* TO DO *
Entries follow. Set all of them down as they stand.
------------------------
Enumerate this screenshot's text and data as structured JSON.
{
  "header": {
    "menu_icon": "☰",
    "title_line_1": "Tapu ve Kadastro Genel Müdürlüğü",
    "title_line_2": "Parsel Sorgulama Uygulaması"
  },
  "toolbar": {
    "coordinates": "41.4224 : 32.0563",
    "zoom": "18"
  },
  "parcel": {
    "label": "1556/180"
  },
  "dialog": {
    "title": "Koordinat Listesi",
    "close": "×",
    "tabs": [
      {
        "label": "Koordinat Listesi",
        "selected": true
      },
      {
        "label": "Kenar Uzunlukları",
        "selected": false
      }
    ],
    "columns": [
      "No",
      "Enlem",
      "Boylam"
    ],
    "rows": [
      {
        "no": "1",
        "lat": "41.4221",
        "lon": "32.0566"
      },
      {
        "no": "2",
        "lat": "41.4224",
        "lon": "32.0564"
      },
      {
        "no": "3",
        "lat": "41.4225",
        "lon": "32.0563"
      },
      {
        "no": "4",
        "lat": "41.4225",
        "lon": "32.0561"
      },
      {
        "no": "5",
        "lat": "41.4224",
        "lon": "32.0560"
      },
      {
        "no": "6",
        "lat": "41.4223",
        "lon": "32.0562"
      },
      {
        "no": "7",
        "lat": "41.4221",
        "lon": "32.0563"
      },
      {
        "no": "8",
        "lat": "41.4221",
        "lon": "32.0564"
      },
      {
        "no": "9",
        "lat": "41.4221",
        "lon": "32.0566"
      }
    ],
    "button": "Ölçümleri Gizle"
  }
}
------------------------
* RESULT OF THE TASK *
Enumerate this screenshot's text and data as structured JSON.
{
  "header": {
    "menu_icon": "☰",
    "title_line_1": "Tapu ve Kadastro Genel Müdürlüğü",
    "title_line_2": "Parsel Sorgulama Uygulaması"
  },
  "toolbar": {
    "coordinates": "41.4224 : 32.0563",
    "zoom": "18"
  },
  "parcel": {
    "label": "1556/180"
  },
  "dialog": {
    "title": "Koordinat Listesi",
    "close": "×",
    "tabs": [
      {
        "label": "Koordinat Listesi",
        "selected": true
      },
      {
        "label": "Kenar Uzunlukları",
        "selected": false
      }
    ],
    "columns": [
      "No",
      "Enlem",
      "Boylam"
    ],
    "rows": [
      {
        "no": "1",
        "lat": "41.4221",
        "lon": "32.0566"
      },
      {
        "no": "2",
        "lat": "41.4224",
        "lon": "32.0564"
      },
      {
        "no": "3",
        "lat": "41.4225",
        "lon": "32.0563"
      },
      {
        "no": "4",
        "lat": "41.4225",
        "lon": "32.0561"
      },
      {
        "no": "5",
        "lat": "41.4224",
        "lon": "32.0560"
      },
      {
        "no": "6",
        "lat": "41.4223",
        "lon": "32.0562"
      },
      {
        "no": "7",
        "lat": "41.4221",
        "lon": "32.0563"
      },
      {
        "no": "8",
        "lat": "41.4221",
        "lon": "32.0564"
      },
      {
        "no": "9",
        "lat": "41.4221",
        "lon": "32.0566"
      }
    ],
    "button": "Ölçümleri Gizle"
  }
}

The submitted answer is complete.